■ **Text segment**:

The finding of altered pharmacokinetics of rizatriptan 5 mg when pretreated with propranolol is of no further clinical relevance in the event of a switch of rizatriptan 5 mg from prescription to pharmacy-only status. As rizatriptan 5 mg is provided as a single dose, concomitant prophylactic treatment of migraine with propranolol and the altered pharmacokinetics are already taken into account ex ante. This also applies to the group of patients with renal or hepatic disease.

To date, there is no known clinical relevance for the increase in plasma concentrations of rizatriptan with concomitant use of propranolol. In other countries, such as the United States, a corresponding restriction on the use of rizatriptan 10 mg with concomitant pre-treatment with propranolol is not listed in the prescribing information. There is no indication in the literature regarding a clinical relevance for the safety and tolerability of pretreatment with propranolol during treatment with rizatriptan 5 or 10 mg. These are studies in healthy subjects and theoretical precautionary measures in the context of initial drug approval. However, after more than 20 years of experience, no clinically relevant effects on the tolerability or safety of rizatriptan 5 mg or rizatriptan 10 mg were found in the clinical use in the acute treatment of migraine attacks.

On average, migraine patients suffer 1.6 attacks per month [10]. From a clinical point of view, it is appropriate for migraine patients with an average or even lower frequency of migraine attacks per month to self-medicate from the pharmacy. This applies all the more if patients can thereby achieve effective treatment. It is appropriate for this group of patients to have various treatment options from different groups of active ingredients at their disposal. It is therefore necessary that further substances with a comparable or even better risk–benefit profile are transferred from the prescription-only to the pharmacy-only status. As the study situation proves this for rizatriptan 5 mg, it is appropriate from a clinical standpoint that rizatriptan 5 mg should be transferred from prescription-only to pharmacy-only status.

When headaches occur for the very first time, there is always diagnostic uncertainty as to which type of headache is present. As a result, patients experiencing headaches for the first time with a relevant degree of suffering should always be examined and advised by a doctor. The requirement for self-medication should therefore be that this should only take place after an initial diagnosis of the headache by a doctor.

As primary headache disorders such as migraine can persist for several decades of life, self-medication can then be carried out responsibly in the further course of the disease if the headache phenotype remains constant and the occurrence of attacks is known, and if it is effective and well tolerated. However, if the medication is not effective, if adverse events occur or if the headache phenotype changes, patients should be informed that they should be seen by a doctor again during the course of the disease.

Patients should be informed at the pharmacy about what to do if a recurrent headache occurs. Patients should also be told what to do if rizatriptan 5 mg is not initially effective during an acute migraine attack.

■ **Task instructions**:
1. Rewrite the passage on rizatriptan, starting with "As primary headache" and going on through "acute migraine attack.", and change "doctor" to "physician".
2. Summarize the rizatriptan text in two sentences.
3. Using the rizatriptan text, say whether each statement agrees with it, and quote the words that decide it.
(a) Migraine patients have an average of 1.6 attacks per month.
(b) The prescribing information in the United States restricts the use of rizatriptan 10 mg with propranolol pretreatment.
(c) Patients who experience headaches for the first time may self-medicate without seeing a doctor.
The items play no part in this work.

■ **Data under study**:

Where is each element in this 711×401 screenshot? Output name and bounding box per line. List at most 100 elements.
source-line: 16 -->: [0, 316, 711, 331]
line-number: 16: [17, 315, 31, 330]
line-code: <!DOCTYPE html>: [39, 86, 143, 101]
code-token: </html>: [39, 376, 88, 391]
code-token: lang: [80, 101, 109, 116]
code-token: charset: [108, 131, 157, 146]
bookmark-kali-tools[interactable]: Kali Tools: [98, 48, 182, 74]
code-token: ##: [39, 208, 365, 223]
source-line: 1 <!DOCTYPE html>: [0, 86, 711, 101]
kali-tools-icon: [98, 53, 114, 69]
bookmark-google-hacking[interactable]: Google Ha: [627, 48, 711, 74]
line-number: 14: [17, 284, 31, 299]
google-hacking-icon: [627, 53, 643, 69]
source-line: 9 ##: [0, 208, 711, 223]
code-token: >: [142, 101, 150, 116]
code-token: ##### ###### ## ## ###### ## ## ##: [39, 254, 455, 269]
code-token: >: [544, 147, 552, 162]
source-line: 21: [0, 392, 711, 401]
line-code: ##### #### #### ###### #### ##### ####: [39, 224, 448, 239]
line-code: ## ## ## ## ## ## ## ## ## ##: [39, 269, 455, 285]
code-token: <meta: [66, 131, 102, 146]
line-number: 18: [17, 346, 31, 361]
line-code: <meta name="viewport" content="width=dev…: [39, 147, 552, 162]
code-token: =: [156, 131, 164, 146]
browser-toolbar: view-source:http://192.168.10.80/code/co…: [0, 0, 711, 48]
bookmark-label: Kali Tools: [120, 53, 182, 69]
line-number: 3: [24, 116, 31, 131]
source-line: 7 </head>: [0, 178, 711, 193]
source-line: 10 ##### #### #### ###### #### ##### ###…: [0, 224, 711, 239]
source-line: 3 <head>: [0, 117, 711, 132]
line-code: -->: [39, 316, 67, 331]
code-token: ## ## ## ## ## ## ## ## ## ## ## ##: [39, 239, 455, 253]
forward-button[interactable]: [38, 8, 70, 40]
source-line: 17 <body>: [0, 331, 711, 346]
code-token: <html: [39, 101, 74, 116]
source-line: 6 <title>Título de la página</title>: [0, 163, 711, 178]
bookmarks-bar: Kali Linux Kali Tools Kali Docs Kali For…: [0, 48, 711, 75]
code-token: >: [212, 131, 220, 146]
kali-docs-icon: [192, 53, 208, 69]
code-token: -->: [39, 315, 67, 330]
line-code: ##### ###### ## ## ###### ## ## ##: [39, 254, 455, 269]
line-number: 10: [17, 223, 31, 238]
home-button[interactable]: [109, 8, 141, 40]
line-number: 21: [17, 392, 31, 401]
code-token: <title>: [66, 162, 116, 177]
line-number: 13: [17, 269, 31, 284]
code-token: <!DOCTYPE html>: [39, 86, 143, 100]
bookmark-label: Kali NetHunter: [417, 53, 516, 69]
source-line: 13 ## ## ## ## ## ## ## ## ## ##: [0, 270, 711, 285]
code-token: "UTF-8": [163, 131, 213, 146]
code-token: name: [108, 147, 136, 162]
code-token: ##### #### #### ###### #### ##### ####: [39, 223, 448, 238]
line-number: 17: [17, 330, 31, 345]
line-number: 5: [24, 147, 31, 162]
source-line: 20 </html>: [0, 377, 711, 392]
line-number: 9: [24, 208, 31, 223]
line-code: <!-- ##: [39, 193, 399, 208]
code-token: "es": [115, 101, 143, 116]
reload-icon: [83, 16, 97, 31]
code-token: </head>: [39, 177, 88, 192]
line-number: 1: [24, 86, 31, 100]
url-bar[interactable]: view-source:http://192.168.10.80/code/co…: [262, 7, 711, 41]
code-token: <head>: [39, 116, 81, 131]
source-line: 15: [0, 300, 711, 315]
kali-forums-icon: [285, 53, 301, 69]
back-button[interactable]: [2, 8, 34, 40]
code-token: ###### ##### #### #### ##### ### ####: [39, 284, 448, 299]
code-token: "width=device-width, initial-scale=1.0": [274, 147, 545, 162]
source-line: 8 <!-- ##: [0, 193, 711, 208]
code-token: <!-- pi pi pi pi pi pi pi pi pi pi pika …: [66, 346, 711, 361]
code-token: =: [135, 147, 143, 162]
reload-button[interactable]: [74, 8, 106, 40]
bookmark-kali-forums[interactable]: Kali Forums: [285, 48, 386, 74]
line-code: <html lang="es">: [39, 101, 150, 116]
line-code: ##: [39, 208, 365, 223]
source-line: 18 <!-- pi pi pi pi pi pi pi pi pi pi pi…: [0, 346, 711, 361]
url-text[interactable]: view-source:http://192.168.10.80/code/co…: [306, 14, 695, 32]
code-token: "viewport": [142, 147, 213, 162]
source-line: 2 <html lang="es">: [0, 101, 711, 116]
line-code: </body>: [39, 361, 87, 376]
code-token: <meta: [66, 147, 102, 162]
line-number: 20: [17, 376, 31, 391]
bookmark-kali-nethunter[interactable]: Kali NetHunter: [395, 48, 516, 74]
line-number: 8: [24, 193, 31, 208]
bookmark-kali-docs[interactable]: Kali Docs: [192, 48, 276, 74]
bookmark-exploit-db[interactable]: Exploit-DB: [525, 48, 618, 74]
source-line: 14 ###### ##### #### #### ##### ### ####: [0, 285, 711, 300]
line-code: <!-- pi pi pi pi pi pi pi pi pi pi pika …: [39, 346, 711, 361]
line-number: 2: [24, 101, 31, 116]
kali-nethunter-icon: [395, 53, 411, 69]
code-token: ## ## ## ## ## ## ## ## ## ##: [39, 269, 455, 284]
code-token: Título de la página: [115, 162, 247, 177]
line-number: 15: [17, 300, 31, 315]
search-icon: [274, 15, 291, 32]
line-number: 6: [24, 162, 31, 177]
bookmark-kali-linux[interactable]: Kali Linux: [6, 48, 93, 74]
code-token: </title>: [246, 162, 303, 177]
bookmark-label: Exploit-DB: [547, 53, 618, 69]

■ **Answers to this exercise**:
1.
As primary headache disorders such as migraine can persist for several decades of life, self-medication can then be carried out responsibly in the further course of the disease if the headache phenotype remains constant and the occurrence of attacks is known, and if it is effective and well tolerated. However, if the medication is not effective, if adverse events occur or if the headache phenotype changes, patients should be informed that they should be seen by a physician again during the course of the disease.

Patients should be informed at the pharmacy about what to do if a recurrent headache occurs. Patients should also be told what to do if rizatriptan 5 mg is not initially effective during an acute migraine attack.

2. Rizatriptan 5 mg should move from prescription-only to pharmacy-only status, because the study situation supports its risk–benefit profile and more than 20 years of use have shown no clinically relevant effects on tolerability or safety. Self-medication should take place only after a doctor's initial diagnosis, and patients should see a doctor again if the medication is not effective, adverse events occur, or the headache phenotype changes.

3.
(a) Yes: "On average, migraine patients suffer 1.6 attacks per month"
(b) No: "a corresponding restriction on the use of rizatriptan 10 mg with concomitant pre-treatment with propranolol is not listed in the prescribing information"
(c) No: "patients experiencing headaches for the first time with a relevant degree of suffering should always be examined and advised by a doctor"